▸ RECORD LIST
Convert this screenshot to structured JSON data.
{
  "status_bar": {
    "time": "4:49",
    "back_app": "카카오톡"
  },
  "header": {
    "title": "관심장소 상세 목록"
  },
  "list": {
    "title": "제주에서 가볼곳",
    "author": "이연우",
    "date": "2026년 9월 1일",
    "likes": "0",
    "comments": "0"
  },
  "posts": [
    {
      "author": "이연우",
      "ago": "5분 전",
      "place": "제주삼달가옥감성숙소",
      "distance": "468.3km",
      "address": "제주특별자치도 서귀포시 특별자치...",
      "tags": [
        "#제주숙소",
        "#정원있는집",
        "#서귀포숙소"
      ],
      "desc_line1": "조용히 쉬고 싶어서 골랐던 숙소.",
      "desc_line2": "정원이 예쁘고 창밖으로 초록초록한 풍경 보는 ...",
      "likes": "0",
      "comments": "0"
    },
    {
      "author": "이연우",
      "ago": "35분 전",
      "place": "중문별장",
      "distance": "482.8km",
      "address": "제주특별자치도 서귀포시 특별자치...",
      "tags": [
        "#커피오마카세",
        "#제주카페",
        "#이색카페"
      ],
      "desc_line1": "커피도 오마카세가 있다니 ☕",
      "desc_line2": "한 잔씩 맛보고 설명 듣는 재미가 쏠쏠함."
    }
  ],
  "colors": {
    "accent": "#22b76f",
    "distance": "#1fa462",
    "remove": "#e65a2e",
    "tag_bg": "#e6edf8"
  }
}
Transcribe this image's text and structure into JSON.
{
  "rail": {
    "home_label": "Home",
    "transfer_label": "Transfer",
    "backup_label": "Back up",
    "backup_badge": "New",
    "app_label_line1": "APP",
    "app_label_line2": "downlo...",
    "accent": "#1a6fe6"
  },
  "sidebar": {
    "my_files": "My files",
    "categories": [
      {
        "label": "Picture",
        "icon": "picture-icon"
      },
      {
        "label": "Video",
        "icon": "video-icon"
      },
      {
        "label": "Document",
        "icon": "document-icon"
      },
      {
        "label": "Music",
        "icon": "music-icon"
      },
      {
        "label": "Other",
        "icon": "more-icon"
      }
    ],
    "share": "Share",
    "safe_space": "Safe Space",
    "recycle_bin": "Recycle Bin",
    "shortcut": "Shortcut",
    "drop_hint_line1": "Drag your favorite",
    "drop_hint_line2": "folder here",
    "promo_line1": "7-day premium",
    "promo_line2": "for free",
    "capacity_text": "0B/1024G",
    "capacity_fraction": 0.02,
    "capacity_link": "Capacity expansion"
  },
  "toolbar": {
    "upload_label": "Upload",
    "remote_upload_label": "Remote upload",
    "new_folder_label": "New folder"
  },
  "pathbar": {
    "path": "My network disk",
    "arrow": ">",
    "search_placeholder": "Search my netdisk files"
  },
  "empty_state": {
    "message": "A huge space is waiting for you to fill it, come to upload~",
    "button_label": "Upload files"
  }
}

▸ EXERCISE GOAL
Using the data above, output each line exactly.

▸ SOLUTION TO THIS PROBLEM
Convert this screenshot to structured JSON data.
{
  "status_bar": {
    "time": "4:49",
    "back_app": "카카오톡"
  },
  "header": {
    "title": "관심장소 상세 목록"
  },
  "list": {
    "title": "제주에서 가볼곳",
    "author": "이연우",
    "date": "2026년 9월 1일",
    "likes": "0",
    "comments": "0"
  },
  "posts": [
    {
      "author": "이연우",
      "ago": "5분 전",
      "place": "제주삼달가옥감성숙소",
      "distance": "468.3km",
      "address": "제주특별자치도 서귀포시 특별자치...",
      "tags": [
        "#제주숙소",
        "#정원있는집",
        "#서귀포숙소"
      ],
      "desc_line1": "조용히 쉬고 싶어서 골랐던 숙소.",
      "desc_line2": "정원이 예쁘고 창밖으로 초록초록한 풍경 보는 ...",
      "likes": "0",
      "comments": "0"
    },
    {
      "author": "이연우",
      "ago": "35분 전",
      "place": "중문별장",
      "distance": "482.8km",
      "address": "제주특별자치도 서귀포시 특별자치...",
      "tags": [
        "#커피오마카세",
        "#제주카페",
        "#이색카페"
      ],
      "desc_line1": "커피도 오마카세가 있다니 ☕",
      "desc_line2": "한 잔씩 맛보고 설명 듣는 재미가 쏠쏠함."
    }
  ],
  "colors": {
    "accent": "#22b76f",
    "distance": "#1fa462",
    "remove": "#e65a2e",
    "tag_bg": "#e6edf8"
  }
}
Transcribe this image's text and structure into JSON.
{
  "rail": {
    "home_label": "Home",
    "transfer_label": "Transfer",
    "backup_label": "Back up",
    "backup_badge": "New",
    "app_label_line1": "APP",
    "app_label_line2": "downlo...",
    "accent": "#1a6fe6"
  },
  "sidebar": {
    "my_files": "My files",
    "categories": [
      {
        "label": "Picture",
        "icon": "picture-icon"
      },
      {
        "label": "Video",
        "icon": "video-icon"
      },
      {
        "label": "Document",
        "icon": "document-icon"
      },
      {
        "label": "Music",
        "icon": "music-icon"
      },
      {
        "label": "Other",
        "icon": "more-icon"
      }
    ],
    "share": "Share",
    "safe_space": "Safe Space",
    "recycle_bin": "Recycle Bin",
    "shortcut": "Shortcut",
    "drop_hint_line1": "Drag your favorite",
    "drop_hint_line2": "folder here",
    "promo_line1": "7-day premium",
    "promo_line2": "for free",
    "capacity_text": "0B/1024G",
    "capacity_fraction": 0.02,
    "capacity_link": "Capacity expansion"
  },
  "toolbar": {
    "upload_label": "Upload",
    "remote_upload_label": "Remote upload",
    "new_folder_label": "New folder"
  },
  "pathbar": {
    "path": "My network disk",
    "arrow": ">",
    "search_placeholder": "Search my netdisk files"
  },
  "empty_state": {
    "message": "A huge space is waiting for you to fill it, come to upload~",
    "button_label": "Upload files"
  }
}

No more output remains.